--- begin Exercise material ---

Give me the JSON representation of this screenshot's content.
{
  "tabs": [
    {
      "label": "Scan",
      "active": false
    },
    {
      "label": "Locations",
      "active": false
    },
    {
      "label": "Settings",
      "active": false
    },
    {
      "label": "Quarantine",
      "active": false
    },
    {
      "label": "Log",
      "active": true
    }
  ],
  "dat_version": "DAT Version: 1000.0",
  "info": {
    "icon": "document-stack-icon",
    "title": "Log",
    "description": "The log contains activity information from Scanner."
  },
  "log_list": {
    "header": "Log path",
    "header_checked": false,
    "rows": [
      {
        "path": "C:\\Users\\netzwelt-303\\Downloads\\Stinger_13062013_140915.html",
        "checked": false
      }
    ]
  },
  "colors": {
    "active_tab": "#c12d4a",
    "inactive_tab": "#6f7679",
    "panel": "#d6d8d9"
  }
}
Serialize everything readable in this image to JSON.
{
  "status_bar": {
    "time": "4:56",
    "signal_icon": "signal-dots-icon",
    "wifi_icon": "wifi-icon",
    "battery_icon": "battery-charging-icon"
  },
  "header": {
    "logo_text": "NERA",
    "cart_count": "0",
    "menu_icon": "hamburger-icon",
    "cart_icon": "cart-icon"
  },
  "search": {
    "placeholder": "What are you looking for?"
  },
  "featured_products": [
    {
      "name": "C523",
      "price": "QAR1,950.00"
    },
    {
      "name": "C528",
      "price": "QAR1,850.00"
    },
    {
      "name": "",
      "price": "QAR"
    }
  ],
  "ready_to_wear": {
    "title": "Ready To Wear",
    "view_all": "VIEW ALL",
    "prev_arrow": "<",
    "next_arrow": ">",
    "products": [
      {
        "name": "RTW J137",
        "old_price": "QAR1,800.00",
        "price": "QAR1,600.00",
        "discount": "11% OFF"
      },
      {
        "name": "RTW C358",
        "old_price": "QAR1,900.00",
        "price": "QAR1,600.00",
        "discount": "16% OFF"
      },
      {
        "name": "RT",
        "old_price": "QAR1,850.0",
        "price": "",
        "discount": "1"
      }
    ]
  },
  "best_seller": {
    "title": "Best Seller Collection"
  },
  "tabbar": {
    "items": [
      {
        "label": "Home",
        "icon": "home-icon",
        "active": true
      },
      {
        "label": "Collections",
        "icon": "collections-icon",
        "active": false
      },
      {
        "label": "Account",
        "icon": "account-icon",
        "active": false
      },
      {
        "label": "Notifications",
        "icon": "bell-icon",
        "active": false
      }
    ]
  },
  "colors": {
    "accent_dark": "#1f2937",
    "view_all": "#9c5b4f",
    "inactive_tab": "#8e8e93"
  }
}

--- end Exercise material ---

== Brief ==
Output all records verbatim.

== Exercise result ==
Give me the JSON representation of this screenshot's content.
{
  "tabs": [
    {
      "label": "Scan",
      "active": false
    },
    {
      "label": "Locations",
      "active": false
    },
    {
      "label": "Settings",
      "active": false
    },
    {
      "label": "Quarantine",
      "active": false
    },
    {
      "label": "Log",
      "active": true
    }
  ],
  "dat_version": "DAT Version: 1000.0",
  "info": {
    "icon": "document-stack-icon",
    "title": "Log",
    "description": "The log contains activity information from Scanner."
  },
  "log_list": {
    "header": "Log path",
    "header_checked": false,
    "rows": [
      {
        "path": "C:\\Users\\netzwelt-303\\Downloads\\Stinger_13062013_140915.html",
        "checked": false
      }
    ]
  },
  "colors": {
    "active_tab": "#c12d4a",
    "inactive_tab": "#6f7679",
    "panel": "#d6d8d9"
  }
}
Serialize everything readable in this image to JSON.
{
  "status_bar": {
    "time": "4:56",
    "signal_icon": "signal-dots-icon",
    "wifi_icon": "wifi-icon",
    "battery_icon": "battery-charging-icon"
  },
  "header": {
    "logo_text": "NERA",
    "cart_count": "0",
    "menu_icon": "hamburger-icon",
    "cart_icon": "cart-icon"
  },
  "search": {
    "placeholder": "What are you looking for?"
  },
  "featured_products": [
    {
      "name": "C523",
      "price": "QAR1,950.00"
    },
    {
      "name": "C528",
      "price": "QAR1,850.00"
    },
    {
      "name": "",
      "price": "QAR"
    }
  ],
  "ready_to_wear": {
    "title": "Ready To Wear",
    "view_all": "VIEW ALL",
    "prev_arrow": "<",
    "next_arrow": ">",
    "products": [
      {
        "name": "RTW J137",
        "old_price": "QAR1,800.00",
        "price": "QAR1,600.00",
        "discount": "11% OFF"
      },
      {
        "name": "RTW C358",
        "old_price": "QAR1,900.00",
        "price": "QAR1,600.00",
        "discount": "16% OFF"
      },
      {
        "name": "RT",
        "old_price": "QAR1,850.0",
        "price": "",
        "discount": "1"
      }
    ]
  },
  "best_seller": {
    "title": "Best Seller Collection"
  },
  "tabbar": {
    "items": [
      {
        "label": "Home",
        "icon": "home-icon",
        "active": true
      },
      {
        "label": "Collections",
        "icon": "collections-icon",
        "active": false
      },
      {
        "label": "Account",
        "icon": "account-icon",
        "active": false
      },
      {
        "label": "Notifications",
        "icon": "bell-icon",
        "active": false
      }
    ]
  },
  "colors": {
    "accent_dark": "#1f2937",
    "view_all": "#9c5b4f",
    "inactive_tab": "#8e8e93"
  }
}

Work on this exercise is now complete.